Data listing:
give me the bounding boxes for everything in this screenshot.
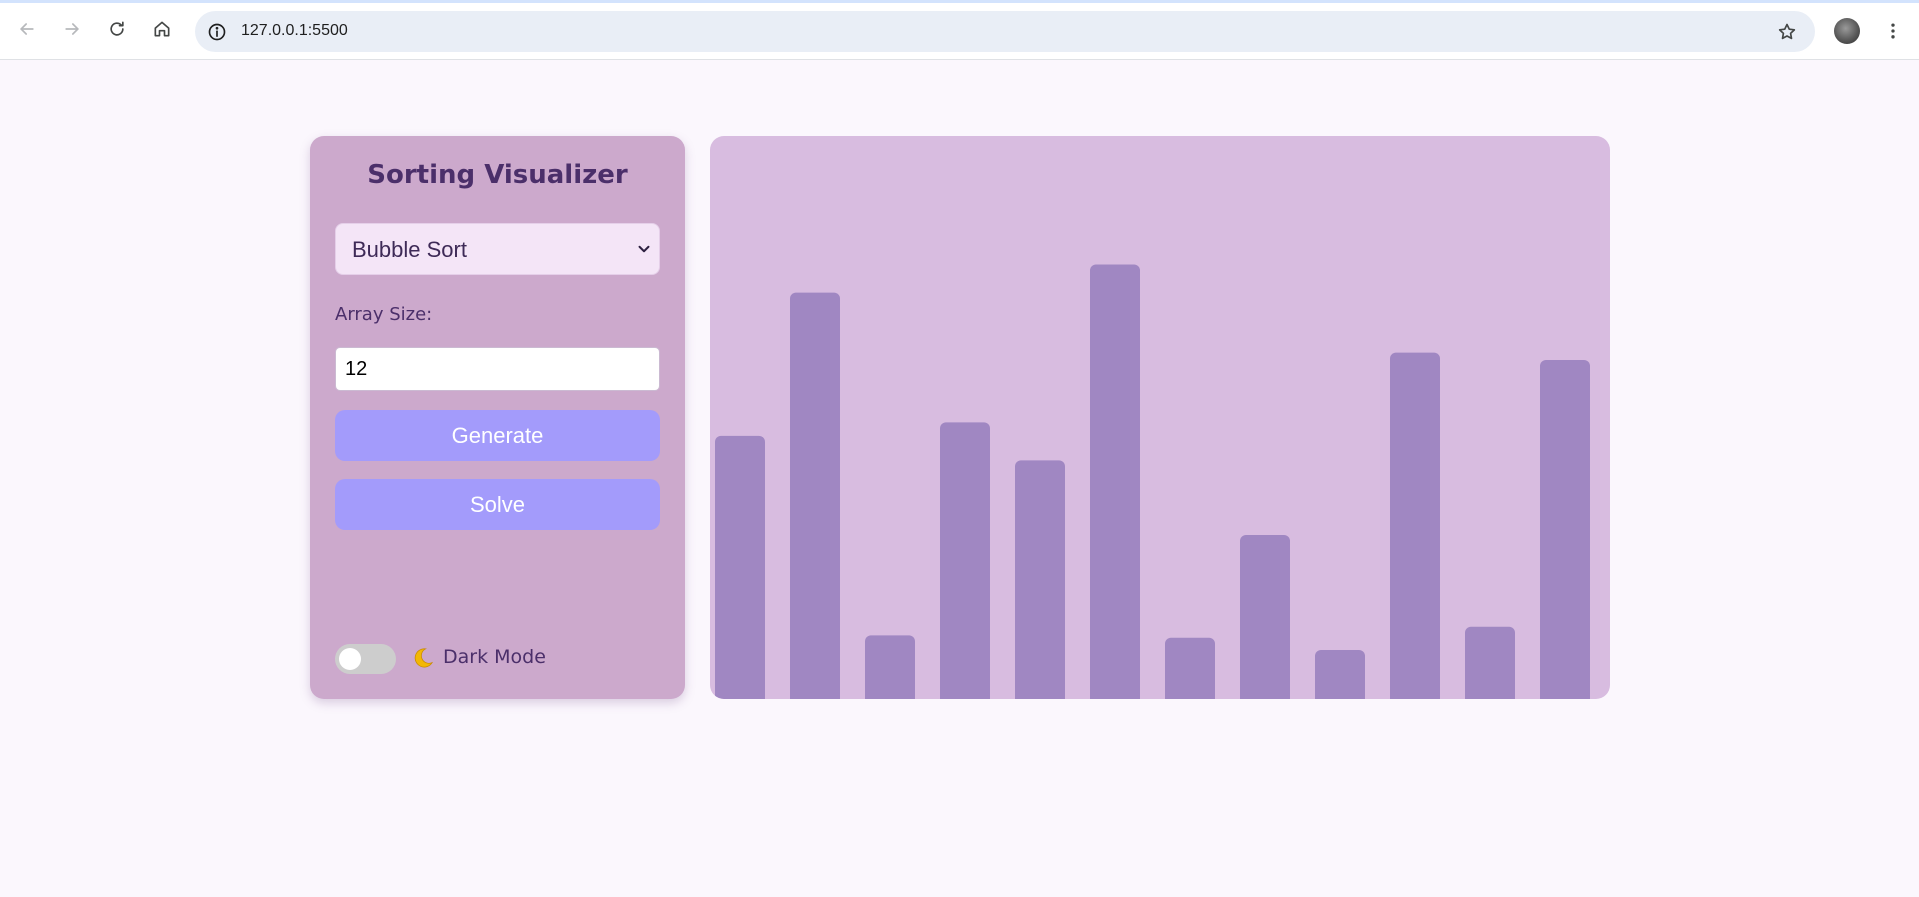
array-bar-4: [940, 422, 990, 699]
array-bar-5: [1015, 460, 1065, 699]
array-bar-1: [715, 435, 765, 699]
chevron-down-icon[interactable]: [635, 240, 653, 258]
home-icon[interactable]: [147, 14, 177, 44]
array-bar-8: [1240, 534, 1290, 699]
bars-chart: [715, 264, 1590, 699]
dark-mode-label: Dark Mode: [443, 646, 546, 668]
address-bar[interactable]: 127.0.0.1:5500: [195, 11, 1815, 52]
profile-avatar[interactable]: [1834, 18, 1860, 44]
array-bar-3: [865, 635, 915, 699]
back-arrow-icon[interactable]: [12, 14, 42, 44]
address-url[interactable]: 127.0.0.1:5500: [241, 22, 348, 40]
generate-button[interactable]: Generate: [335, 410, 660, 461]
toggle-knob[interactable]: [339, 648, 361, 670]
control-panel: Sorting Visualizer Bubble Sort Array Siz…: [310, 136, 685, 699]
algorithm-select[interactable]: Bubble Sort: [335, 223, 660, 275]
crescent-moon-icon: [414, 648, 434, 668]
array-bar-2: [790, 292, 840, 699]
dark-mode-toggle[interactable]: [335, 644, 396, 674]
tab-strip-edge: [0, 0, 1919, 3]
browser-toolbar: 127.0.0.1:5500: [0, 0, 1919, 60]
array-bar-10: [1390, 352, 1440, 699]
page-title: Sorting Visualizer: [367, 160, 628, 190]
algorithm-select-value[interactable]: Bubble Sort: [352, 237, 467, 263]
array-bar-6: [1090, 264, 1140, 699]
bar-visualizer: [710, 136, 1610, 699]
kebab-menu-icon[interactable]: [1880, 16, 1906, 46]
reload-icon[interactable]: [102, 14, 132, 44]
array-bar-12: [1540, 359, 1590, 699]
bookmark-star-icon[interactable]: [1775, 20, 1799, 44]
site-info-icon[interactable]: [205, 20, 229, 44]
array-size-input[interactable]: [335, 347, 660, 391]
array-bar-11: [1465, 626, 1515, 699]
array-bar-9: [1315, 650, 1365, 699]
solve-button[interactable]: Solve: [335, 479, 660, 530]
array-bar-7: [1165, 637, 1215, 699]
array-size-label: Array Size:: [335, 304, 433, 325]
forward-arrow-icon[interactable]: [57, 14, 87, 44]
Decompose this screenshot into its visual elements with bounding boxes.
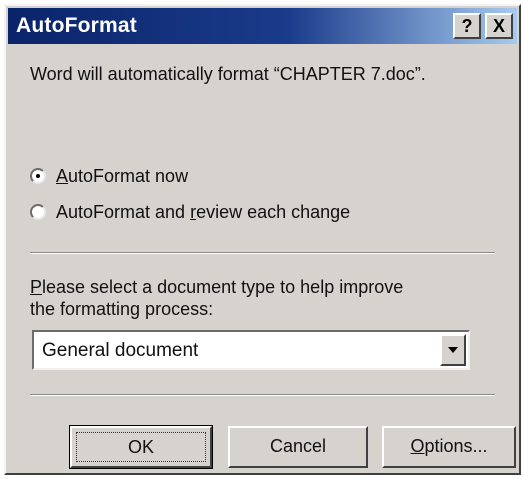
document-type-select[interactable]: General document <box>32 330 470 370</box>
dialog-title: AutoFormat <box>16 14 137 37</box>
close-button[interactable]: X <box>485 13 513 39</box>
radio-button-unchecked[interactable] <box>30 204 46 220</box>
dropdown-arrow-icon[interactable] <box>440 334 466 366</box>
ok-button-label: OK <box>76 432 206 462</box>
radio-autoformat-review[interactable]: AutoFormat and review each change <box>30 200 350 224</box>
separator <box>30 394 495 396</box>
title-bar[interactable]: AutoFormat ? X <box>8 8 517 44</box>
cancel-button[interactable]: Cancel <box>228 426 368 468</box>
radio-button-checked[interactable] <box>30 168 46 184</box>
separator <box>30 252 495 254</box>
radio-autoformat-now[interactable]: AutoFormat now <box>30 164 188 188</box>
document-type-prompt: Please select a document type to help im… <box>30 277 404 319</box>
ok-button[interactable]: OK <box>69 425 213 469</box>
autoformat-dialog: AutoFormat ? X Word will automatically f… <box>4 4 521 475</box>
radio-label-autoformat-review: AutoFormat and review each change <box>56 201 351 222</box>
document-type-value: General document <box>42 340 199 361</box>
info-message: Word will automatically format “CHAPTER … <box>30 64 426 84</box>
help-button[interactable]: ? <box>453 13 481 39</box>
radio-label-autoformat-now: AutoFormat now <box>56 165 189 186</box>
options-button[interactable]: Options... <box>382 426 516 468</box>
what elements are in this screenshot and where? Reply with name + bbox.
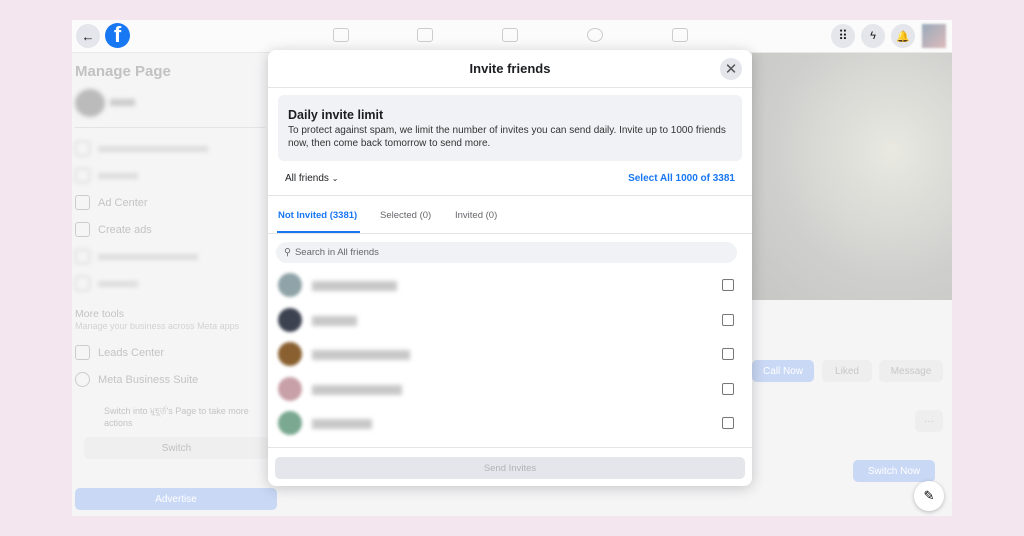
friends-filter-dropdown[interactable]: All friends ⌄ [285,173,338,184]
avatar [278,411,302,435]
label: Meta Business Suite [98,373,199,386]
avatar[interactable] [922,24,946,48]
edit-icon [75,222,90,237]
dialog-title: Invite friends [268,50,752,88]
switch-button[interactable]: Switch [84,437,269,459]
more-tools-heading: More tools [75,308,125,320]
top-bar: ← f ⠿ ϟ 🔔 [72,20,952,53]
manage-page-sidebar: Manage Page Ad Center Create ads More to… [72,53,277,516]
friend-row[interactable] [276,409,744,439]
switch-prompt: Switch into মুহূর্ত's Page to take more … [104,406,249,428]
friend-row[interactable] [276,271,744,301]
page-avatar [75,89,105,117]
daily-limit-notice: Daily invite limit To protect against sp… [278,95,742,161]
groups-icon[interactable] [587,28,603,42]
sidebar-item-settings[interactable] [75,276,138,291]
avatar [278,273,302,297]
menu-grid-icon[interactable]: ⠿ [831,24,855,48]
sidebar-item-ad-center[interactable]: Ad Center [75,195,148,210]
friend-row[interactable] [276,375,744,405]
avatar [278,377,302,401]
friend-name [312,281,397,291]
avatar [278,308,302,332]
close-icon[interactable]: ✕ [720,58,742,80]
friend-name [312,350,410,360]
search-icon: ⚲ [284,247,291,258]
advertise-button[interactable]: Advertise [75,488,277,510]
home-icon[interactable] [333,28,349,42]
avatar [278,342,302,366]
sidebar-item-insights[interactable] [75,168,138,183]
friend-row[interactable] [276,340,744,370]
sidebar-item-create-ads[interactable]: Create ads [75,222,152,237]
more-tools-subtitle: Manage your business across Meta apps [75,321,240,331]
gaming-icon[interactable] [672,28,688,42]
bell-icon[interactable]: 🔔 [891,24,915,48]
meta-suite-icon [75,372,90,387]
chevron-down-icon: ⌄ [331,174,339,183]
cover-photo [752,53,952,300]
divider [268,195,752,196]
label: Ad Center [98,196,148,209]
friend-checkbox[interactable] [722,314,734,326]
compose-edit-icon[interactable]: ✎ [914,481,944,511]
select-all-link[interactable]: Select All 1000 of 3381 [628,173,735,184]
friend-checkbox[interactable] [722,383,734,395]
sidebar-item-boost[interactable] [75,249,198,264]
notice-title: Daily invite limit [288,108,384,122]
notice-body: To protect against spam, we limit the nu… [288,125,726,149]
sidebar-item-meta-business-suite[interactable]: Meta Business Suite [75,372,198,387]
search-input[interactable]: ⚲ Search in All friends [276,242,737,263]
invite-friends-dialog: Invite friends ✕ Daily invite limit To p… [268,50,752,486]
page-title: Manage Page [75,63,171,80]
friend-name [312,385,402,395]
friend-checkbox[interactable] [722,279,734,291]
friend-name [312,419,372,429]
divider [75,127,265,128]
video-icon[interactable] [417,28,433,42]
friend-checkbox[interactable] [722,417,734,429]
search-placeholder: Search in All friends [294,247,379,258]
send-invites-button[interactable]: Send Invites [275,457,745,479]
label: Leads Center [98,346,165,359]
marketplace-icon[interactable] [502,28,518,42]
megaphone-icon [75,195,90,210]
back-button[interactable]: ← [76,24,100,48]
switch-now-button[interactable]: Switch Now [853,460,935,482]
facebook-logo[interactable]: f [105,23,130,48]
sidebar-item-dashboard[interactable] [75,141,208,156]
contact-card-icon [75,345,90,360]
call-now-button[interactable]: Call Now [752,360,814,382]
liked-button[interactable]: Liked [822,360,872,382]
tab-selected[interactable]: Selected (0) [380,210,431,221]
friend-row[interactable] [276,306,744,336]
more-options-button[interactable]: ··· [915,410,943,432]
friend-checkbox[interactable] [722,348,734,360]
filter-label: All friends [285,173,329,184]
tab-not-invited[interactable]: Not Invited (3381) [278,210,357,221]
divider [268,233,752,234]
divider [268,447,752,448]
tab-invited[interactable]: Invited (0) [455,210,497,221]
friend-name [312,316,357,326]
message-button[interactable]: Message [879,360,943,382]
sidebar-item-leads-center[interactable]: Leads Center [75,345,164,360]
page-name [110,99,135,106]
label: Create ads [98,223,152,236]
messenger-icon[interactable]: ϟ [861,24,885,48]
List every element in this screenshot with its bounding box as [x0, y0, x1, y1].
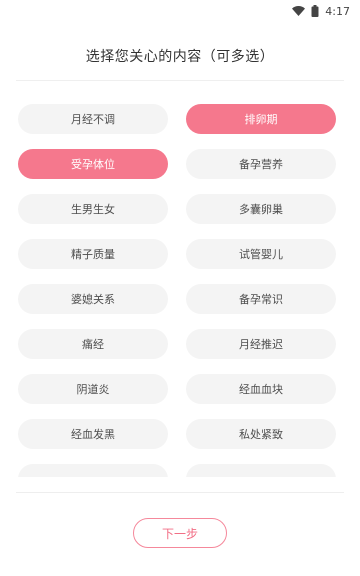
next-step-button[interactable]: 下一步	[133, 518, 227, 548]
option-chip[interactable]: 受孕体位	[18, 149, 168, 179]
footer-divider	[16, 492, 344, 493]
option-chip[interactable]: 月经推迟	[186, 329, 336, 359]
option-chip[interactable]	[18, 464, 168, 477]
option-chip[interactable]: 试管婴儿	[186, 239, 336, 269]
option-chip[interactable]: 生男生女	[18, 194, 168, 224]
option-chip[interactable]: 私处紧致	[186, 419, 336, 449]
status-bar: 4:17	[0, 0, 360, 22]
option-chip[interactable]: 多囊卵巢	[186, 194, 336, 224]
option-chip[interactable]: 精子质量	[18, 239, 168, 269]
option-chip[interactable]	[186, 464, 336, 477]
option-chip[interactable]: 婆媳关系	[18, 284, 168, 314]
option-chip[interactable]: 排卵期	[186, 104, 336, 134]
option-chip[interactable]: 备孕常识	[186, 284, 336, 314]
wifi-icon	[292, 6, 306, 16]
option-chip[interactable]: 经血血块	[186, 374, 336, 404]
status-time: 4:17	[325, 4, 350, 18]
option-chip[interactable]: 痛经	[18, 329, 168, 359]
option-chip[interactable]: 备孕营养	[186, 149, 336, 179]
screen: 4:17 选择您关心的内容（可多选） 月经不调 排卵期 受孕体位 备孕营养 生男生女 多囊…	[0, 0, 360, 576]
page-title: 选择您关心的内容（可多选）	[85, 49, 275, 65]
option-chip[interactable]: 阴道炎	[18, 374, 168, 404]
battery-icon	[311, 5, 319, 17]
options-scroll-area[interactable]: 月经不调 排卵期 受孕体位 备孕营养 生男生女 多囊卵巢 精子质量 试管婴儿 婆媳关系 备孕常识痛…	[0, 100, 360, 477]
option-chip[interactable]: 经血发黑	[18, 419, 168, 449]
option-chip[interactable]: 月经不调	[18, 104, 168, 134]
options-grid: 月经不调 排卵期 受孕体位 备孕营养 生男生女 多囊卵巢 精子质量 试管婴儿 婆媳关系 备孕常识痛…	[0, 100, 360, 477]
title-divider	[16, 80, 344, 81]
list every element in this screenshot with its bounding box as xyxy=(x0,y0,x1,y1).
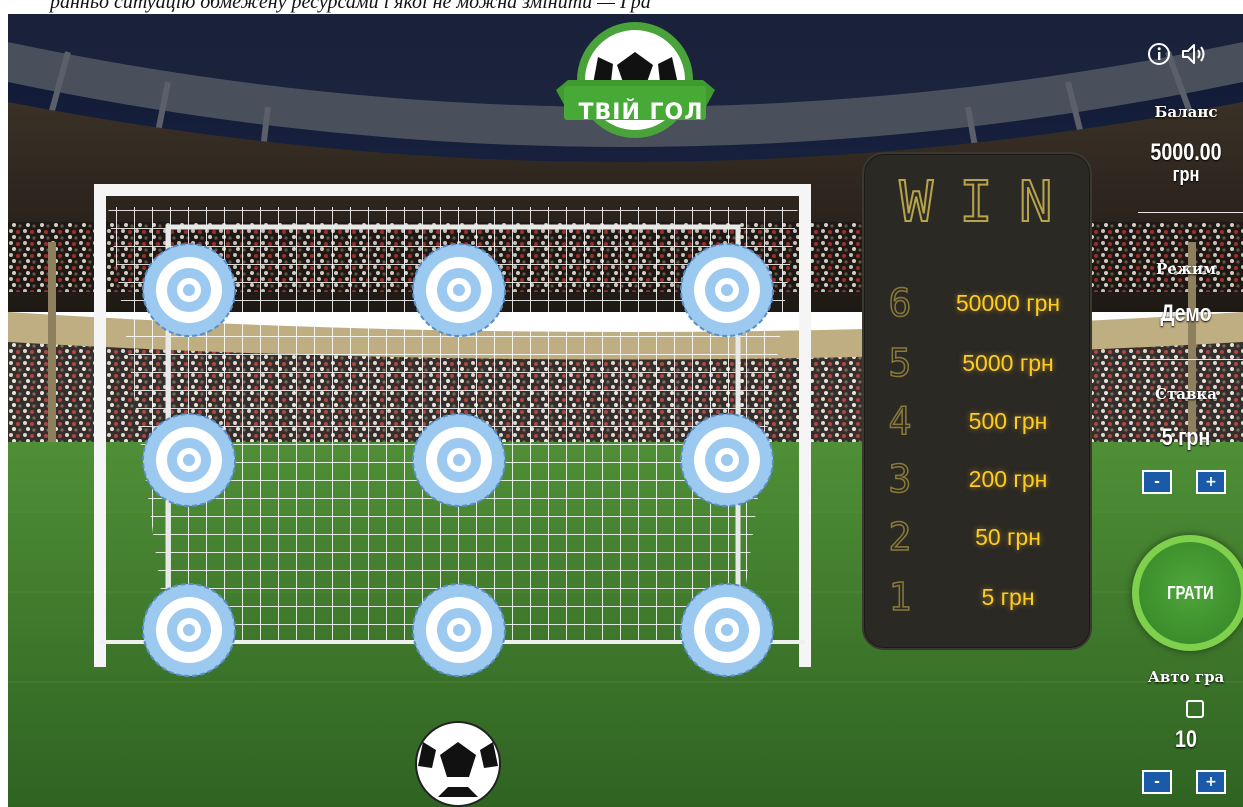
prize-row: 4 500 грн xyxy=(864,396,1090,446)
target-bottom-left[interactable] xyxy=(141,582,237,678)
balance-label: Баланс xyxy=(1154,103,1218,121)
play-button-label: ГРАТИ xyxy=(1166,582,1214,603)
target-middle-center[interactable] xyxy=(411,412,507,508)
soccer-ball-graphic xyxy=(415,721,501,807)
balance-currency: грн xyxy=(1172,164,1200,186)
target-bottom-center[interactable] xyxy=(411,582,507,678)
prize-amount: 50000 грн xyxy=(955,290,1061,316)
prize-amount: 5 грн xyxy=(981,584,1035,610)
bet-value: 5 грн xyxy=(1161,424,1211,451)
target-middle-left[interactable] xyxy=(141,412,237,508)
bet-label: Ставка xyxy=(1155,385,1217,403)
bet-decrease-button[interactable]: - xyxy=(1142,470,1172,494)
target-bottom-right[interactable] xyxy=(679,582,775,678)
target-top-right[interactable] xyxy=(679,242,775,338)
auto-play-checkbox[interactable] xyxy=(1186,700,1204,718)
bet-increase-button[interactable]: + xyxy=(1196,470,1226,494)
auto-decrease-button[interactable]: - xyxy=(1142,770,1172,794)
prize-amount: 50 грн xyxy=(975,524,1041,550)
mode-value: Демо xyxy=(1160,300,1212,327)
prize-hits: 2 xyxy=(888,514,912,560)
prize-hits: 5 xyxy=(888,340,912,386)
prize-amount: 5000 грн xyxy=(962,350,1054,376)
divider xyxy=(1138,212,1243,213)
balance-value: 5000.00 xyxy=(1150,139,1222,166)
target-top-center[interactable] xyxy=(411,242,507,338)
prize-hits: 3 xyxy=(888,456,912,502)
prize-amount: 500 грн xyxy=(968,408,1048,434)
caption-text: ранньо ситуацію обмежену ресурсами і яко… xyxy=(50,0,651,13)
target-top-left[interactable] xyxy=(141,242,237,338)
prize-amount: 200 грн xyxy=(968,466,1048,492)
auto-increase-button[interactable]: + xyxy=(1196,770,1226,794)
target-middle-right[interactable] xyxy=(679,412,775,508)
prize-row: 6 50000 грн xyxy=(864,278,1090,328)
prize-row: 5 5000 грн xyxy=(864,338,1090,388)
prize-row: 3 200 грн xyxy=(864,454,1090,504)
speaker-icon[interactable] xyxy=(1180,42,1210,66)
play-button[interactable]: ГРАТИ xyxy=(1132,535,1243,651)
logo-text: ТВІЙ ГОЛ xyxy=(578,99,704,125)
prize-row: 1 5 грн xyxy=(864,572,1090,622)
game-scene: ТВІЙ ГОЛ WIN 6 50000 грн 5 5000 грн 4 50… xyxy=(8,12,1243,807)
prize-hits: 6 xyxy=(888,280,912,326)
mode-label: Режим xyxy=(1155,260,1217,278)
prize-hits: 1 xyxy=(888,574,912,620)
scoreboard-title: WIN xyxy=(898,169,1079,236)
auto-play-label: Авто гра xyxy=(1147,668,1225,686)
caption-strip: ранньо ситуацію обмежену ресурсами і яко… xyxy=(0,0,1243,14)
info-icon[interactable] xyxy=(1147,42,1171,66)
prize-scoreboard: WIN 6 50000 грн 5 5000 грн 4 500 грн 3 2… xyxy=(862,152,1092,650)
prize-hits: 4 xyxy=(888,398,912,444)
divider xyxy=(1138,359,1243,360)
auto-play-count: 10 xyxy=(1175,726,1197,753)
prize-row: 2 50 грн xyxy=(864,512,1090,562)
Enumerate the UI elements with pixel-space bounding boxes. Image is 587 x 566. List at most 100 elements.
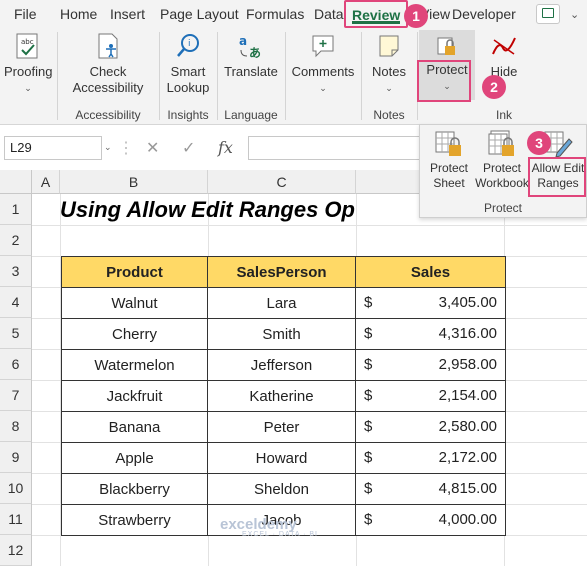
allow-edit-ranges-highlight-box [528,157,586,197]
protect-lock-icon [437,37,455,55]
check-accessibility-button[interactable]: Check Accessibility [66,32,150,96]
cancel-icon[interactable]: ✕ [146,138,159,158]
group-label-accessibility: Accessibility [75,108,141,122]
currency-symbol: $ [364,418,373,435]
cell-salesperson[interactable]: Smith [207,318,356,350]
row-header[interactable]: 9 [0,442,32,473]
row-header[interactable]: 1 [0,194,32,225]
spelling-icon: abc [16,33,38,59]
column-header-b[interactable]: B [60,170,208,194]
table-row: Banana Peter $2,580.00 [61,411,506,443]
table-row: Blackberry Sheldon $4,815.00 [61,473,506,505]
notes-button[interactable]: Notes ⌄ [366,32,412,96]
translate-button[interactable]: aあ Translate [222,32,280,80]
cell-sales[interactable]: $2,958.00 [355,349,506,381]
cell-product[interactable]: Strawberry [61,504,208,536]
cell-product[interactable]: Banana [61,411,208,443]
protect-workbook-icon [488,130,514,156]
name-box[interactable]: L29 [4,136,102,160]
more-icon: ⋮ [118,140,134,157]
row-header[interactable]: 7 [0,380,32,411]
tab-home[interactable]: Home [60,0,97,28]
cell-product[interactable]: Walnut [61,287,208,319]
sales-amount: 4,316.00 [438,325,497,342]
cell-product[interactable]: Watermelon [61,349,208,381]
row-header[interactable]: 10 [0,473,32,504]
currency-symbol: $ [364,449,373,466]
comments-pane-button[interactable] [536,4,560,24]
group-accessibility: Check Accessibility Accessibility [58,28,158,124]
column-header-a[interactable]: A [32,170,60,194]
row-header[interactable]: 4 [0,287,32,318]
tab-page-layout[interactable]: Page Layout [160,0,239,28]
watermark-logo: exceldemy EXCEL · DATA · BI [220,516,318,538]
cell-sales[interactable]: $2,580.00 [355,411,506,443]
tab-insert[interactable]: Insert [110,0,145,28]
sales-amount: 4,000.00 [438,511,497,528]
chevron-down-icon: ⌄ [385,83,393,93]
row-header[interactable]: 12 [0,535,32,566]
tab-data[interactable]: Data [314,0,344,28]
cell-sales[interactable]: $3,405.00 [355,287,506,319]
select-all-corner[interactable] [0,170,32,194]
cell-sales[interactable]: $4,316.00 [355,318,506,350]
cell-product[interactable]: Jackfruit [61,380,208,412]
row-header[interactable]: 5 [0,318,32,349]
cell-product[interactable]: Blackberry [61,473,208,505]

▶ Your goal:
Retype the entries starting with the line that contains "document-type-select[interactable]: General document" and going on through the line that contains "ok-button-label: OK <box>76 432 206 462</box>", keeping every character unchanged.

▶ Task response:
document-type-select[interactable]: General document <box>32 330 470 370</box>
dialog-title: AutoFormat <box>16 14 137 37</box>
close-button[interactable]: X <box>485 13 513 39</box>
radio-button-unchecked[interactable] <box>30 204 46 220</box>
dropdown-arrow-icon[interactable] <box>440 334 466 366</box>
ok-button-label: OK <box>76 432 206 462</box>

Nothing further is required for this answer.